Start Records for the task

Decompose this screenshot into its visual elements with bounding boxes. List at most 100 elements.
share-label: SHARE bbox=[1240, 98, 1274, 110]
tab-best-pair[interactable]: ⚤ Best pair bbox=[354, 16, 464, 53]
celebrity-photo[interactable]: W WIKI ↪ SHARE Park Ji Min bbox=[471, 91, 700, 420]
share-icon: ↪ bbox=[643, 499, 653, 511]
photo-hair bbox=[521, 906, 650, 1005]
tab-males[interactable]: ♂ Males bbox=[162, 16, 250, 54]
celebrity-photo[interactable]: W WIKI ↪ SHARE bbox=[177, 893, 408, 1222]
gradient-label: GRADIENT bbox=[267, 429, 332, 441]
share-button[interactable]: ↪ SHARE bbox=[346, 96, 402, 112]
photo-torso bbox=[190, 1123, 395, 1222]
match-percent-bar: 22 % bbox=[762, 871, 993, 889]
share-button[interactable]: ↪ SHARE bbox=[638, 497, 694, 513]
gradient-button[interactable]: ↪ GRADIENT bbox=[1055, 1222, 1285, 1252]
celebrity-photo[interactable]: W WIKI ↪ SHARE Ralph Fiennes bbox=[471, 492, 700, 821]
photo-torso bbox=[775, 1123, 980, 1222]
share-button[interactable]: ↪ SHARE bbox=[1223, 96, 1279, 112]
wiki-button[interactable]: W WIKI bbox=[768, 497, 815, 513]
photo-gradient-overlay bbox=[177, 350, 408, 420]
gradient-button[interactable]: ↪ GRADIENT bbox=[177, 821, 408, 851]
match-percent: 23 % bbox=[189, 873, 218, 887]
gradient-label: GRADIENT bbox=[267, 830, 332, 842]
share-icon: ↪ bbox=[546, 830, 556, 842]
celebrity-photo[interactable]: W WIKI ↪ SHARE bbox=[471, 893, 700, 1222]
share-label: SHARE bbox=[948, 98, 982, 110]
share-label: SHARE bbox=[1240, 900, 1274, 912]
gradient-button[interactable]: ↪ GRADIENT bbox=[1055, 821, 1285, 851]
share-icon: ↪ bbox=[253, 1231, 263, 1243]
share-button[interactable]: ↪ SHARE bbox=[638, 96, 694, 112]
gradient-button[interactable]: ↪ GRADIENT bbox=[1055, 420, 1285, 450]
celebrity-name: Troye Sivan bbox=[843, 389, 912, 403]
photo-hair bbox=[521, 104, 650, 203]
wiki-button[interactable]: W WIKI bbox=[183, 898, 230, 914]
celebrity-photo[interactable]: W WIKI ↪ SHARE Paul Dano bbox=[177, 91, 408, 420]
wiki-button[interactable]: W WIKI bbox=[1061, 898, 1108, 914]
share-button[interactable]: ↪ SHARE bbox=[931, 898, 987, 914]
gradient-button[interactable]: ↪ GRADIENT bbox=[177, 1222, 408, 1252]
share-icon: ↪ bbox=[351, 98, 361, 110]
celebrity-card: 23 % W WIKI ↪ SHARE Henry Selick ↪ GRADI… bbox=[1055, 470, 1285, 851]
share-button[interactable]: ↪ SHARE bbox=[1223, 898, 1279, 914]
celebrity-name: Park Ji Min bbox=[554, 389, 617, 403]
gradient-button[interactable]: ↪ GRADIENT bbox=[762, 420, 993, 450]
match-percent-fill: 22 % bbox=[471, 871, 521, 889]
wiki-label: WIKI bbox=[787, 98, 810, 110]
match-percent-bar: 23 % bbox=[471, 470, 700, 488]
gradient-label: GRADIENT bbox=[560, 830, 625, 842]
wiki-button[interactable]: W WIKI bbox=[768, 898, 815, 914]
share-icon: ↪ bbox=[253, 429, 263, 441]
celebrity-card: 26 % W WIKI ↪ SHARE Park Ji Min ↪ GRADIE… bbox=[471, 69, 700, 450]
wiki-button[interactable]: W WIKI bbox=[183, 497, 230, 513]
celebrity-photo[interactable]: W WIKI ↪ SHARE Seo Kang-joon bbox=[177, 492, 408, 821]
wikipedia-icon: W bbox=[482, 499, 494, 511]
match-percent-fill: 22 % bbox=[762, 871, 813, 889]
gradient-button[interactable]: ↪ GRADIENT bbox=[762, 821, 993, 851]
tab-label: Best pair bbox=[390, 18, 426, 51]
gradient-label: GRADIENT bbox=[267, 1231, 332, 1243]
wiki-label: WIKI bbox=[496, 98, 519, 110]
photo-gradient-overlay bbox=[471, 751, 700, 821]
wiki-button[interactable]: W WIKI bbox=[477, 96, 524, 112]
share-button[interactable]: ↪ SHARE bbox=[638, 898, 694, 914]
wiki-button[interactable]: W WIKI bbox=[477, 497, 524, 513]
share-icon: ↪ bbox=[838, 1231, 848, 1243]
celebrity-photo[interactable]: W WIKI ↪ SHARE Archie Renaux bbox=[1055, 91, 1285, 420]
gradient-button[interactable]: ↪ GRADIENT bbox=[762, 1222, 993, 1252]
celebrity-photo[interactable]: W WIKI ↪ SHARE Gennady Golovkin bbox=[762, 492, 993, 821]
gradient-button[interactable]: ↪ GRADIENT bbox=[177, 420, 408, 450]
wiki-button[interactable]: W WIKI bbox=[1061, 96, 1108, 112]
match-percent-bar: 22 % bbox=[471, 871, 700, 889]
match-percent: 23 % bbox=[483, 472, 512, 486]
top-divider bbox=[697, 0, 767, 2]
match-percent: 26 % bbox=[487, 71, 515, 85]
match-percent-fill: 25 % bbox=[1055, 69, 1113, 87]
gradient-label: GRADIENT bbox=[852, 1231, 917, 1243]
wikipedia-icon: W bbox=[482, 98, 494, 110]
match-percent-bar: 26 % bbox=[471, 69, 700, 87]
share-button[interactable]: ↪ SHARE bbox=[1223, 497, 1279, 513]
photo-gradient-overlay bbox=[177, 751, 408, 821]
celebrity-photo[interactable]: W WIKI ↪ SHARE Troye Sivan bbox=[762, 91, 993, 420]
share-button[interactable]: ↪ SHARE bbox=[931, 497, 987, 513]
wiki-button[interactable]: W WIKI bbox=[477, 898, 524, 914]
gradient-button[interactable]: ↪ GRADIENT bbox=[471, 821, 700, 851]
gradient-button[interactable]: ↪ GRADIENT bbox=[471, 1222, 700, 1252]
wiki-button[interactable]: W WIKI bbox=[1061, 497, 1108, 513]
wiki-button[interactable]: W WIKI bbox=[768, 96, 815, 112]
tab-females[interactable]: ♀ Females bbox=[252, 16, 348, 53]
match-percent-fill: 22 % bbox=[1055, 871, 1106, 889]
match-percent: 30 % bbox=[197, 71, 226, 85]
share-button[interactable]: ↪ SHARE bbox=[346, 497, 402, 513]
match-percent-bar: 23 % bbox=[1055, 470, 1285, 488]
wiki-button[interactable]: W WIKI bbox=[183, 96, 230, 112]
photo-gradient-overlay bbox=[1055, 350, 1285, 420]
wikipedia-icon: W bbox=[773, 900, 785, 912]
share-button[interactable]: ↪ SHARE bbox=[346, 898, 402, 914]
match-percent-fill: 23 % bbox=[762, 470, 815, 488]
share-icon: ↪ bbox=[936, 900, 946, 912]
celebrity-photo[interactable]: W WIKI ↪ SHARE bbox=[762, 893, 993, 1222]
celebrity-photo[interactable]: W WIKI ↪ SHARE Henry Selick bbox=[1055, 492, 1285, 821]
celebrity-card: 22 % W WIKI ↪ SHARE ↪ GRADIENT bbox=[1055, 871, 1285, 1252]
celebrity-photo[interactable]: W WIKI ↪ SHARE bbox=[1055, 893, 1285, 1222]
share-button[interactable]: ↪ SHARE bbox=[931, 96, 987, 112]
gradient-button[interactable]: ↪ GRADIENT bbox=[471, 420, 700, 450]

End Records for the task

Given problem:
Show every line of the listing above that contains the string "pair", treating uppercase and lowercase letters as distinct.

Exercise solution:
tab-best-pair[interactable]: ⚤ Best pair bbox=[354, 16, 464, 53]
tab-label: Best pair bbox=[390, 18, 426, 51]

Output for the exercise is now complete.